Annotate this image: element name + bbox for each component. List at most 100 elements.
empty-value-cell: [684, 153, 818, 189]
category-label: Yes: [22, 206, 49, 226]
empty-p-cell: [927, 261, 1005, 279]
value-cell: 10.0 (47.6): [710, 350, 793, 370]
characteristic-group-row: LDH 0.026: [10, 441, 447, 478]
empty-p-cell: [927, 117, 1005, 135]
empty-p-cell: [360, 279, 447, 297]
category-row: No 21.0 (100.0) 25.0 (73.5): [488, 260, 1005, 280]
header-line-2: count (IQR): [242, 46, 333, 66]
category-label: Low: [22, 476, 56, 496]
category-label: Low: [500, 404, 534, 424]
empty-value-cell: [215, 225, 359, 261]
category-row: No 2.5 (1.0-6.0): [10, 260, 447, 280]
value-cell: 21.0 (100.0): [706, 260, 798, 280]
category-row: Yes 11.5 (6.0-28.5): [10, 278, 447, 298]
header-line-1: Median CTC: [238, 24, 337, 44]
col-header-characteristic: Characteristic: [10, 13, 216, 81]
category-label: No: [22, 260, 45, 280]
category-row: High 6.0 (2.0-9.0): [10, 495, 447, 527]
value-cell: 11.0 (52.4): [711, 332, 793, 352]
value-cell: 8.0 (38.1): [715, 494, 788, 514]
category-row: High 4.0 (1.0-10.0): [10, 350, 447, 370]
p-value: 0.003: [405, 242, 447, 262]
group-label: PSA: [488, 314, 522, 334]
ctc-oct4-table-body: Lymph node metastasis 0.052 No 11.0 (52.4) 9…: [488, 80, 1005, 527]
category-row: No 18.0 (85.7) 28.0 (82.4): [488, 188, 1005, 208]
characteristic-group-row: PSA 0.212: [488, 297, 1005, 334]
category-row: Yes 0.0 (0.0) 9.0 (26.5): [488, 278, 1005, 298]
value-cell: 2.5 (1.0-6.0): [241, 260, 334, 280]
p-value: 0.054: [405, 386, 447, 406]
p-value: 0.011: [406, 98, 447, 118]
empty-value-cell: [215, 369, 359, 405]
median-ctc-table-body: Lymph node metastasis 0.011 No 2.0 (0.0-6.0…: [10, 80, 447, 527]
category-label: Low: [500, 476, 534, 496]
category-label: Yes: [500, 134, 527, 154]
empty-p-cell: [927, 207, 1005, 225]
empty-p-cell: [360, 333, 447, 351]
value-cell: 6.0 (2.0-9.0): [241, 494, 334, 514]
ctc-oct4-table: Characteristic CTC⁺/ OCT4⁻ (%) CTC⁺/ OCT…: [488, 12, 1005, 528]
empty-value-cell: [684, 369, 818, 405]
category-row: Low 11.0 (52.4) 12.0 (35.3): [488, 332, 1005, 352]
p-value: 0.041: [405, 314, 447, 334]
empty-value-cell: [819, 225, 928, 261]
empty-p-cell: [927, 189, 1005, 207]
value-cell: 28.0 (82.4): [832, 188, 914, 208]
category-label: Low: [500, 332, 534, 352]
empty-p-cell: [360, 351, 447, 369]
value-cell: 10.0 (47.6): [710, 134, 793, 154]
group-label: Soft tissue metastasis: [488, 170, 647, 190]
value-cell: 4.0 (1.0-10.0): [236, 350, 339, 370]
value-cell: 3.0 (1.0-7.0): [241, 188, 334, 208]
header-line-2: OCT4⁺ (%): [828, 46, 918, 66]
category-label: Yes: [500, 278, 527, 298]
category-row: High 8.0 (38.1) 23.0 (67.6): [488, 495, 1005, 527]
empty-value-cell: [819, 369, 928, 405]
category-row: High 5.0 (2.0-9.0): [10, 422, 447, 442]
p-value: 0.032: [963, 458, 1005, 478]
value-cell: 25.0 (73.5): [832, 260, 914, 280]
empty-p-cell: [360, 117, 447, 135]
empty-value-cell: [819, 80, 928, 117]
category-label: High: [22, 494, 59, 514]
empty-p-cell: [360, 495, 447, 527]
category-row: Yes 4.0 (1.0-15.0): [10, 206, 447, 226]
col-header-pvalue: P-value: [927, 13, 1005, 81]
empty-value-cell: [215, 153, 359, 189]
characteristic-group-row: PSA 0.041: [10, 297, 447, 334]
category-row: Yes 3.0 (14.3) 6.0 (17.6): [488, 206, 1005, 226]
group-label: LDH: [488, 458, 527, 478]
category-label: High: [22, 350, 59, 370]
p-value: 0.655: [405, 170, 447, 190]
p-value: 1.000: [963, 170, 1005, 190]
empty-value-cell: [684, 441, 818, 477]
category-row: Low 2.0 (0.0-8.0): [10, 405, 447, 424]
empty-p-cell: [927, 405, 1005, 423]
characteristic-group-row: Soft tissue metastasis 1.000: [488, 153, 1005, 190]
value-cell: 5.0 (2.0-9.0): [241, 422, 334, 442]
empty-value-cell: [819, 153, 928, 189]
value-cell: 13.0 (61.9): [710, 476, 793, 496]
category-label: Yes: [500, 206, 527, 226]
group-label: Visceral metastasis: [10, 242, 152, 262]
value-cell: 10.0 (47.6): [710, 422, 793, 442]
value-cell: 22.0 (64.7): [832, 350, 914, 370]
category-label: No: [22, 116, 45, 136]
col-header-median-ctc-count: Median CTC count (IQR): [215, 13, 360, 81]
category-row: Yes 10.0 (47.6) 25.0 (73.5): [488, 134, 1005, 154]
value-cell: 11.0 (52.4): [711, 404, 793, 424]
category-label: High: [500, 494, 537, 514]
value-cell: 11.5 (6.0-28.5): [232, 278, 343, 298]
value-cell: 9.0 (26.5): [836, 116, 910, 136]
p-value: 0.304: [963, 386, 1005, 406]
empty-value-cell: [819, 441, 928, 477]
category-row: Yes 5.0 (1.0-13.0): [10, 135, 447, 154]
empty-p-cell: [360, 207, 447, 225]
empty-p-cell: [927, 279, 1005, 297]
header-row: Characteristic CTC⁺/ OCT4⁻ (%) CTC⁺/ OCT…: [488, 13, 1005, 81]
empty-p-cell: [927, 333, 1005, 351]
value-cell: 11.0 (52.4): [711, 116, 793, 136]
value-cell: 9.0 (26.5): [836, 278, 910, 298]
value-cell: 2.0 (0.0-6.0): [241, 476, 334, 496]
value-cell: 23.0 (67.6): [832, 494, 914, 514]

## GOAL OF THE EXERCISE
From the records above, extract every line that contains the string "Lymph".

## EXERCISE OUTPUT
ctc-oct4-table-body: Lymph node metastasis 0.052 No 11.0 (52.4) 9…: [488, 80, 1005, 527]
median-ctc-table-body: Lymph node metastasis 0.011 No 2.0 (0.0-6.0…: [10, 80, 447, 527]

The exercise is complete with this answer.